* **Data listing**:
====

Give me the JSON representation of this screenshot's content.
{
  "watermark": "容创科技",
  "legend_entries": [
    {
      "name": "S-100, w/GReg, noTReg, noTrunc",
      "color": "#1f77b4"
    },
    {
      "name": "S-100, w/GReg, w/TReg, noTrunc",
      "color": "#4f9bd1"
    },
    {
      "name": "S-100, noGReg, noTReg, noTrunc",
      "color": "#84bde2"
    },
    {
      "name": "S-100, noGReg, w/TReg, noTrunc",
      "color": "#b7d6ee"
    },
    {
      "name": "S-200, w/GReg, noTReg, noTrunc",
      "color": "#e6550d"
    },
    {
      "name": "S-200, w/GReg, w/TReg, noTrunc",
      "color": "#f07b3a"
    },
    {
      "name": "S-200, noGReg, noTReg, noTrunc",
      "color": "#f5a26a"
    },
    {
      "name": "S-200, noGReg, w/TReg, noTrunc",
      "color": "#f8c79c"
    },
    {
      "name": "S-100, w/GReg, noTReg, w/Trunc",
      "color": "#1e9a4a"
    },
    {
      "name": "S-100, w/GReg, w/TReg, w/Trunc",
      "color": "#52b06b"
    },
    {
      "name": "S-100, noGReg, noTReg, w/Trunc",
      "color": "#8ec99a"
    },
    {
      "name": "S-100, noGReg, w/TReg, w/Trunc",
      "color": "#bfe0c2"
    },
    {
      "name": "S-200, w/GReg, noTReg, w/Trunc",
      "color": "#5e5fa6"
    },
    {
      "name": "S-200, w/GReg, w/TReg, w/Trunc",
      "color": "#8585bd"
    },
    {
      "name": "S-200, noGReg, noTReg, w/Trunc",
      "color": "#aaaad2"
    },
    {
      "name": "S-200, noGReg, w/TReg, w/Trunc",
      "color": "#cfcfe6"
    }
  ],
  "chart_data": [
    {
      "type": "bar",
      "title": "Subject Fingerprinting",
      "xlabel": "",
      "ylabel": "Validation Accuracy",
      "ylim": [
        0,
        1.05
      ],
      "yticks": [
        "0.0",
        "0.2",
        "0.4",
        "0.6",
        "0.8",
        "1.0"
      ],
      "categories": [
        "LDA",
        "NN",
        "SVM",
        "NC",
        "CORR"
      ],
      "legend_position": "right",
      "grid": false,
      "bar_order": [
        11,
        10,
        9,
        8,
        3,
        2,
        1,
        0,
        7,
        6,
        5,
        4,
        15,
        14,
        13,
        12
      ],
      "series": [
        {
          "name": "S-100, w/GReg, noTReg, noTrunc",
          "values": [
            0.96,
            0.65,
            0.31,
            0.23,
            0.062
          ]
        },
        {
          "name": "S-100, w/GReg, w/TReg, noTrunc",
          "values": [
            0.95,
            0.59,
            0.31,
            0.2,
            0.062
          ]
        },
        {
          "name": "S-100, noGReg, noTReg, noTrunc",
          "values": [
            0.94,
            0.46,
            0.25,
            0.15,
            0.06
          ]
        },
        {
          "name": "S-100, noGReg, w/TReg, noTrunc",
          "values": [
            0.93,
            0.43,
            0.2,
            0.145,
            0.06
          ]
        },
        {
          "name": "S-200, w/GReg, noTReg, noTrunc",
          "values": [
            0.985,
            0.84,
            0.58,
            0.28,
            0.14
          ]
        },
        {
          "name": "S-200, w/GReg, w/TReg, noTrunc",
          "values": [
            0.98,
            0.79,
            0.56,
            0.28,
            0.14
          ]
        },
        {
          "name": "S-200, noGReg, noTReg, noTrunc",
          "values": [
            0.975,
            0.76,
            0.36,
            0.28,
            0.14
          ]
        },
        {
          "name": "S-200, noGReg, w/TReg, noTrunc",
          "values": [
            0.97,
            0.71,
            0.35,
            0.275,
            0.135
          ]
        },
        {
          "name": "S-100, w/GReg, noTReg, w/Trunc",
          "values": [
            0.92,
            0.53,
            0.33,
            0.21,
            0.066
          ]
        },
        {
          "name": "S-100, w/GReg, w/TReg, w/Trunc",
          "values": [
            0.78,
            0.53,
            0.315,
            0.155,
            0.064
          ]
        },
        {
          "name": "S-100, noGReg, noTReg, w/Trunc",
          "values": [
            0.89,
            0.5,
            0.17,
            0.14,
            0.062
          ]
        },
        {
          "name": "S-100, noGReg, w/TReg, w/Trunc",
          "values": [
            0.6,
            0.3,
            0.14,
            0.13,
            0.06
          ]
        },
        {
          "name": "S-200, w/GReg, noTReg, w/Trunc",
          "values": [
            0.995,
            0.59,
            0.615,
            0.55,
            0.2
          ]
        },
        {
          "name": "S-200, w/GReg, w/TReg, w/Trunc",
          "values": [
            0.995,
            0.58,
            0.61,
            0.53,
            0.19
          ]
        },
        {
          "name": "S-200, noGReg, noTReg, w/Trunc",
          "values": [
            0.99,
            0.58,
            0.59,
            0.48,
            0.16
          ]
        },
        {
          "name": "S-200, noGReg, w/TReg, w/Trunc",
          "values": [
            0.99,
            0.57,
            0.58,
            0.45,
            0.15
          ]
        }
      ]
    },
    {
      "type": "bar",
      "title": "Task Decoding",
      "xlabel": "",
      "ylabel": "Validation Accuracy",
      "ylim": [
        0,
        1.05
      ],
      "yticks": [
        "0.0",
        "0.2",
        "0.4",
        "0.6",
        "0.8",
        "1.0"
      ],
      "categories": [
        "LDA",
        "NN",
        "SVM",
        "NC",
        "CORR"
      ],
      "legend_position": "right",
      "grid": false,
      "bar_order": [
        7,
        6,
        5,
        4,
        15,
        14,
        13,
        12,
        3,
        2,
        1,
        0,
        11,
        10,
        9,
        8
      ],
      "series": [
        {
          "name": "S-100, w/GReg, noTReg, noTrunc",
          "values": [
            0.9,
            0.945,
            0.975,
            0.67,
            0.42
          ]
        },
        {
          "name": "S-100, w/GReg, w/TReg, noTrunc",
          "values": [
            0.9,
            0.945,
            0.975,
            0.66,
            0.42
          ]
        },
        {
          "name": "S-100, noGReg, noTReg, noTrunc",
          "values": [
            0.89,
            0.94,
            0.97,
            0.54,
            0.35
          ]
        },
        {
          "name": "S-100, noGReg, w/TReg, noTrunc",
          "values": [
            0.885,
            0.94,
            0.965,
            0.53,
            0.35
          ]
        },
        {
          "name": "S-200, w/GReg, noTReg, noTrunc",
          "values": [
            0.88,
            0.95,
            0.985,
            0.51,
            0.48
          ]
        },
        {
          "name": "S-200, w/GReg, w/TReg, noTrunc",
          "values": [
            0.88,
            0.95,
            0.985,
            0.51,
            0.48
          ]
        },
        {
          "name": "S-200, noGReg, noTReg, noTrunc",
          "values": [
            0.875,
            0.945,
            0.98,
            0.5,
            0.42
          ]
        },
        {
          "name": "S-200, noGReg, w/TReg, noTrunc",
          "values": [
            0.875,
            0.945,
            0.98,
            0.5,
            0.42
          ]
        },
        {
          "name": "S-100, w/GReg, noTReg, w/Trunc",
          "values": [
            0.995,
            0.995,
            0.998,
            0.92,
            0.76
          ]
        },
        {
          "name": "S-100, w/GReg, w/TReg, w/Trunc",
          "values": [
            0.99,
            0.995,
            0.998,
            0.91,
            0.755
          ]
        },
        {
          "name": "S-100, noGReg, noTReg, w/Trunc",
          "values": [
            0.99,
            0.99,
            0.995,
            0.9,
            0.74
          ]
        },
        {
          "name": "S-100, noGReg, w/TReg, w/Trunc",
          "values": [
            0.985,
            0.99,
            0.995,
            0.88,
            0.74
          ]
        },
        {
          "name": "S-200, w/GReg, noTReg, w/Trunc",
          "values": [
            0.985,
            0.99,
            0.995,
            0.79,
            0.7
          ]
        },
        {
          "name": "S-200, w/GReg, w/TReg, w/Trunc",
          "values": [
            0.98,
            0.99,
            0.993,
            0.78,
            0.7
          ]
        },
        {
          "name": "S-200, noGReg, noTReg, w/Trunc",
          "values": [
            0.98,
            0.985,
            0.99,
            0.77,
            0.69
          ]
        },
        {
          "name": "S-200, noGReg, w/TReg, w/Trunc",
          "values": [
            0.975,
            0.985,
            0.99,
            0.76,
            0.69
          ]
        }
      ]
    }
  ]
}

====

* **EXERCISE GOAL**: Identify the lines in the entries that hold "title" and return each one.

* **SOLUTION TO THIS TASK**:
      "title": "Subject Fingerprinting",
      "title": "Task Decoding",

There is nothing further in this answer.